## PROBLEM DETAILS
Reproduce the listing below verbatim.

(Collected data entries)
+---+

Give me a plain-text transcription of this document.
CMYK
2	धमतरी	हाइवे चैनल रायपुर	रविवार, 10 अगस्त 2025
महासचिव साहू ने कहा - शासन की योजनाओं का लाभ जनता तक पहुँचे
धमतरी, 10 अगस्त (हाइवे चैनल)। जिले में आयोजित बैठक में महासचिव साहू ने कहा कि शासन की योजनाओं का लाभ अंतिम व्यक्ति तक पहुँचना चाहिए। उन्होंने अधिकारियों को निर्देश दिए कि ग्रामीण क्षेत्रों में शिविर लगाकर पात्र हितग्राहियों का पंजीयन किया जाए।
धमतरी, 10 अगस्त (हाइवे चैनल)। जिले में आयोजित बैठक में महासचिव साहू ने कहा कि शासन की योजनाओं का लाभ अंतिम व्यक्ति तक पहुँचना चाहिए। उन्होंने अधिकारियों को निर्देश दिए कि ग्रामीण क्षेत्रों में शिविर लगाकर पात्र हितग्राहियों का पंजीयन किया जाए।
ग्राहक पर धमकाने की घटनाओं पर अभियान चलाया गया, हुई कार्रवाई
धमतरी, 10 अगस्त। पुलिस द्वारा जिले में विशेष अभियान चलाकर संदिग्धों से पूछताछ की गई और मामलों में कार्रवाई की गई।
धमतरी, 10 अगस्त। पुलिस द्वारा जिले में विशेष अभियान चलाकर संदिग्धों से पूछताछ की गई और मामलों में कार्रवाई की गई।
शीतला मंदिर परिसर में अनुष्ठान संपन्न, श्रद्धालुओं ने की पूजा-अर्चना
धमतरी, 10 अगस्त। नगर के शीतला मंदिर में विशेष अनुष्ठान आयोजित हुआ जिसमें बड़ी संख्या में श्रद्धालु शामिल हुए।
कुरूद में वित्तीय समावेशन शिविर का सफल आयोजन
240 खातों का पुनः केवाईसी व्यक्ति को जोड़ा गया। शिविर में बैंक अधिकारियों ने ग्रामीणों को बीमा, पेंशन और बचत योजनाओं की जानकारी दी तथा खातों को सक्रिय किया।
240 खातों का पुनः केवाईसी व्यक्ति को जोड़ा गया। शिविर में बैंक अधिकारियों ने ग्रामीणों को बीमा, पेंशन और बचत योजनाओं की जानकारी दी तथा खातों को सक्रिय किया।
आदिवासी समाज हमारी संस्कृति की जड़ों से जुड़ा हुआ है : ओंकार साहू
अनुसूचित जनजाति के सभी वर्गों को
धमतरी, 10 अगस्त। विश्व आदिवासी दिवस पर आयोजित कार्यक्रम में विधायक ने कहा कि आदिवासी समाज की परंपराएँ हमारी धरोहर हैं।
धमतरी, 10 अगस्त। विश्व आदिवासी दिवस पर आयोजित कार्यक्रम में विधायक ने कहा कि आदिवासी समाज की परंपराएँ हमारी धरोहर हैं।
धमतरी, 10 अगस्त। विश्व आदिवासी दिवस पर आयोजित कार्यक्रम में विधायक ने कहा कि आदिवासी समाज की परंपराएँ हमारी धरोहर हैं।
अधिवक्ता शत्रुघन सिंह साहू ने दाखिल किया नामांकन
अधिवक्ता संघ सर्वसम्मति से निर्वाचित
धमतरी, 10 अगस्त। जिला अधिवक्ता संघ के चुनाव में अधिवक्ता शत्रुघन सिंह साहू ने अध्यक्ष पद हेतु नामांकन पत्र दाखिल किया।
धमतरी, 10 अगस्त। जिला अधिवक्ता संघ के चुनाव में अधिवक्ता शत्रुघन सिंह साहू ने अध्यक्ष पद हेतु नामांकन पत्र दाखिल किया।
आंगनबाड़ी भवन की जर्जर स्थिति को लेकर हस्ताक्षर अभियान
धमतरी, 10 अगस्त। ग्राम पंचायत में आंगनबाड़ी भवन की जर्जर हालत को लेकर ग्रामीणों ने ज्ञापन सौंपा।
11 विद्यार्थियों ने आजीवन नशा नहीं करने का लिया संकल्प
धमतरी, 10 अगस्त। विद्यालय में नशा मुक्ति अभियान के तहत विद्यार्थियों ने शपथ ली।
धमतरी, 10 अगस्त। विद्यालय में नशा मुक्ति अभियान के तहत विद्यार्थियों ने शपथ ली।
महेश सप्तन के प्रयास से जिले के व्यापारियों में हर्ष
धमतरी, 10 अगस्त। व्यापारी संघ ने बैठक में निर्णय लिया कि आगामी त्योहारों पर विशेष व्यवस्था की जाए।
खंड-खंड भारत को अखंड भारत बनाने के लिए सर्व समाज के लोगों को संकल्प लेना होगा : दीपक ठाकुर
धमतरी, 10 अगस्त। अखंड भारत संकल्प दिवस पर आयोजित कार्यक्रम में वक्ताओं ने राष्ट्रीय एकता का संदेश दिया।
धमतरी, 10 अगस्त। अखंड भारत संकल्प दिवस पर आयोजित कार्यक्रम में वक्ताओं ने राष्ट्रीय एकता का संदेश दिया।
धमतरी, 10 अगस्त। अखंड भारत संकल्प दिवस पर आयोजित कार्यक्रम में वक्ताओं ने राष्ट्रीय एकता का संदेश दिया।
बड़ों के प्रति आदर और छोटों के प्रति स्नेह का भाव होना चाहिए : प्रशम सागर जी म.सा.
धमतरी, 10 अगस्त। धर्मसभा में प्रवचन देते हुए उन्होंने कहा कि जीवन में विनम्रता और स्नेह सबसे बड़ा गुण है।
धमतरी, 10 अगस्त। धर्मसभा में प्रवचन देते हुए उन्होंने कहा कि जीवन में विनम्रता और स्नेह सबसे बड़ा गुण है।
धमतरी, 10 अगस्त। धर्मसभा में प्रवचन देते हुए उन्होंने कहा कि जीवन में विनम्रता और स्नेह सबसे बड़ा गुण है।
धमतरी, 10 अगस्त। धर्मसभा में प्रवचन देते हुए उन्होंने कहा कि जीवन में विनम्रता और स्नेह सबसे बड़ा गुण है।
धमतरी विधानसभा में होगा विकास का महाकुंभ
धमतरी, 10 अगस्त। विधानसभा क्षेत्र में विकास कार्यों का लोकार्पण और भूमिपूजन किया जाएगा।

+---+

## TASK RESULT
Give me a plain-text transcription of this document.
CMYK
2	धमतरी	हाइवे चैनल रायपुर	रविवार, 10 अगस्त 2025
महासचिव साहू ने कहा - शासन की योजनाओं का लाभ जनता तक पहुँचे
धमतरी, 10 अगस्त (हाइवे चैनल)। जिले में आयोजित बैठक में महासचिव साहू ने कहा कि शासन की योजनाओं का लाभ अंतिम व्यक्ति तक पहुँचना चाहिए। उन्होंने अधिकारियों को निर्देश दिए कि ग्रामीण क्षेत्रों में शिविर लगाकर पात्र हितग्राहियों का पंजीयन किया जाए।
धमतरी, 10 अगस्त (हाइवे चैनल)। जिले में आयोजित बैठक में महासचिव साहू ने कहा कि शासन की योजनाओं का लाभ अंतिम व्यक्ति तक पहुँचना चाहिए। उन्होंने अधिकारियों को निर्देश दिए कि ग्रामीण क्षेत्रों में शिविर लगाकर पात्र हितग्राहियों का पंजीयन किया जाए।
ग्राहक पर धमकाने की घटनाओं पर अभियान चलाया गया, हुई कार्रवाई
धमतरी, 10 अगस्त। पुलिस द्वारा जिले में विशेष अभियान चलाकर संदिग्धों से पूछताछ की गई और मामलों में कार्रवाई की गई।
धमतरी, 10 अगस्त। पुलिस द्वारा जिले में विशेष अभियान चलाकर संदिग्धों से पूछताछ की गई और मामलों में कार्रवाई की गई।
शीतला मंदिर परिसर में अनुष्ठान संपन्न, श्रद्धालुओं ने की पूजा-अर्चना
धमतरी, 10 अगस्त। नगर के शीतला मंदिर में विशेष अनुष्ठान आयोजित हुआ जिसमें बड़ी संख्या में श्रद्धालु शामिल हुए।
कुरूद में वित्तीय समावेशन शिविर का सफल आयोजन
240 खातों का पुनः केवाईसी व्यक्ति को जोड़ा गया। शिविर में बैंक अधिकारियों ने ग्रामीणों को बीमा, पेंशन और बचत योजनाओं की जानकारी दी तथा खातों को सक्रिय किया।
240 खातों का पुनः केवाईसी व्यक्ति को जोड़ा गया। शिविर में बैंक अधिकारियों ने ग्रामीणों को बीमा, पेंशन और बचत योजनाओं की जानकारी दी तथा खातों को सक्रिय किया।
आदिवासी समाज हमारी संस्कृति की जड़ों से जुड़ा हुआ है : ओंकार साहू
अनुसूचित जनजाति के सभी वर्गों को
धमतरी, 10 अगस्त। विश्व आदिवासी दिवस पर आयोजित कार्यक्रम में विधायक ने कहा कि आदिवासी समाज की परंपराएँ हमारी धरोहर हैं।
धमतरी, 10 अगस्त। विश्व आदिवासी दिवस पर आयोजित कार्यक्रम में विधायक ने कहा कि आदिवासी समाज की परंपराएँ हमारी धरोहर हैं।
धमतरी, 10 अगस्त। विश्व आदिवासी दिवस पर आयोजित कार्यक्रम में विधायक ने कहा कि आदिवासी समाज की परंपराएँ हमारी धरोहर हैं।
अधिवक्ता शत्रुघन सिंह साहू ने दाखिल किया नामांकन
अधिवक्ता संघ सर्वसम्मति से निर्वाचित
धमतरी, 10 अगस्त। जिला अधिवक्ता संघ के चुनाव में अधिवक्ता शत्रुघन सिंह साहू ने अध्यक्ष पद हेतु नामांकन पत्र दाखिल किया।
धमतरी, 10 अगस्त। जिला अधिवक्ता संघ के चुनाव में अधिवक्ता शत्रुघन सिंह साहू ने अध्यक्ष पद हेतु नामांकन पत्र दाखिल किया।
आंगनबाड़ी भवन की जर्जर स्थिति को लेकर हस्ताक्षर अभियान
धमतरी, 10 अगस्त। ग्राम पंचायत में आंगनबाड़ी भवन की जर्जर हालत को लेकर ग्रामीणों ने ज्ञापन सौंपा।
11 विद्यार्थियों ने आजीवन नशा नहीं करने का लिया संकल्प
धमतरी, 10 अगस्त। विद्यालय में नशा मुक्ति अभियान के तहत विद्यार्थियों ने शपथ ली।
धमतरी, 10 अगस्त। विद्यालय में नशा मुक्ति अभियान के तहत विद्यार्थियों ने शपथ ली।
महेश सप्तन के प्रयास से जिले के व्यापारियों में हर्ष
धमतरी, 10 अगस्त। व्यापारी संघ ने बैठक में निर्णय लिया कि आगामी त्योहारों पर विशेष व्यवस्था की जाए।
खंड-खंड भारत को अखंड भारत बनाने के लिए सर्व समाज के लोगों को संकल्प लेना होगा : दीपक ठाकुर
धमतरी, 10 अगस्त। अखंड भारत संकल्प दिवस पर आयोजित कार्यक्रम में वक्ताओं ने राष्ट्रीय एकता का संदेश दिया।
धमतरी, 10 अगस्त। अखंड भारत संकल्प दिवस पर आयोजित कार्यक्रम में वक्ताओं ने राष्ट्रीय एकता का संदेश दिया।
धमतरी, 10 अगस्त। अखंड भारत संकल्प दिवस पर आयोजित कार्यक्रम में वक्ताओं ने राष्ट्रीय एकता का संदेश दिया।
बड़ों के प्रति आदर और छोटों के प्रति स्नेह का भाव होना चाहिए : प्रशम सागर जी म.सा.
धमतरी, 10 अगस्त। धर्मसभा में प्रवचन देते हुए उन्होंने कहा कि जीवन में विनम्रता और स्नेह सबसे बड़ा गुण है।
धमतरी, 10 अगस्त। धर्मसभा में प्रवचन देते हुए उन्होंने कहा कि जीवन में विनम्रता और स्नेह सबसे बड़ा गुण है।
धमतरी, 10 अगस्त। धर्मसभा में प्रवचन देते हुए उन्होंने कहा कि जीवन में विनम्रता और स्नेह सबसे बड़ा गुण है।
धमतरी, 10 अगस्त। धर्मसभा में प्रवचन देते हुए उन्होंने कहा कि जीवन में विनम्रता और स्नेह सबसे बड़ा गुण है।
धमतरी विधानसभा में होगा विकास का महाकुंभ
धमतरी, 10 अगस्त। विधानसभा क्षेत्र में विकास कार्यों का लोकार्पण और भूमिपूजन किया जाएगा।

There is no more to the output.